(Data records)
......

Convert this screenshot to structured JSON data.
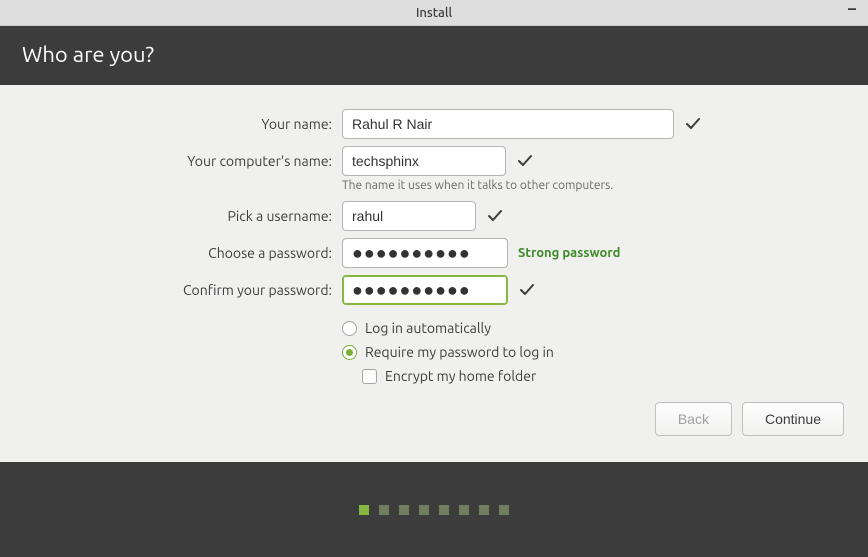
{
  "titlebar": {
    "title": "Install",
    "minimize": "–"
  },
  "header": {
    "title": "Who are you?"
  },
  "form": {
    "name_label": "Your name:",
    "name_value": "Rahul R Nair",
    "hostname_label": "Your computer's name:",
    "hostname_value": "techsphinx",
    "hostname_hint": "The name it uses when it talks to other computers.",
    "username_label": "Pick a username:",
    "username_value": "rahul",
    "password_label": "Choose a password:",
    "password_value": "●●●●●●●●●●",
    "password_strength": "Strong password",
    "confirm_label": "Confirm your password:",
    "confirm_value": "●●●●●●●●●●"
  },
  "options": {
    "auto_login": "Log in automatically",
    "require_password": "Require my password to log in",
    "encrypt_home": "Encrypt my home folder",
    "selected": "require_password"
  },
  "buttons": {
    "back": "Back",
    "continue": "Continue"
  },
  "progress": {
    "total": 8,
    "active": 0
  }
}
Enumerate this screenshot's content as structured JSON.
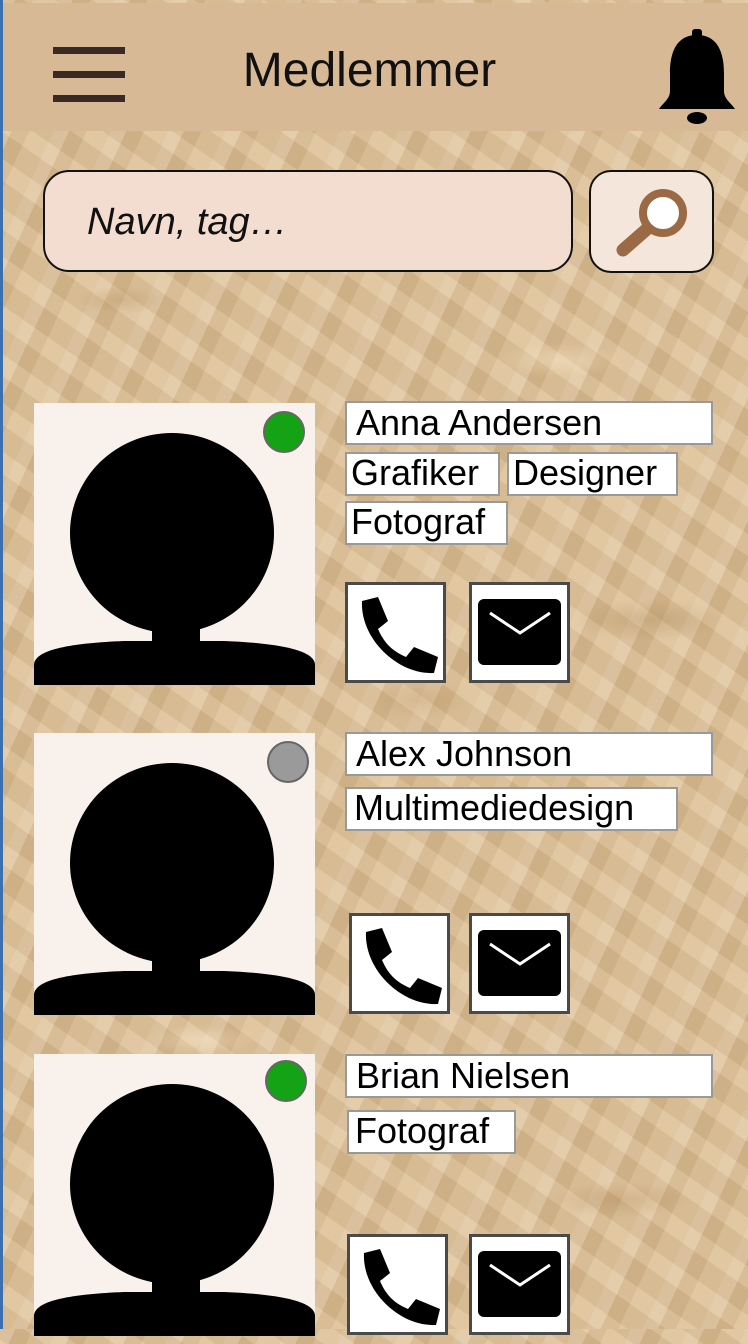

......

| WHAT YOU WILL DO |
Copy every line of the entries above in which "structured" occurs.

| PROBLEM SOLUTION |
Convert this screenshot to structured JSON data.
Enumerate this screenshot's content as structured JSON.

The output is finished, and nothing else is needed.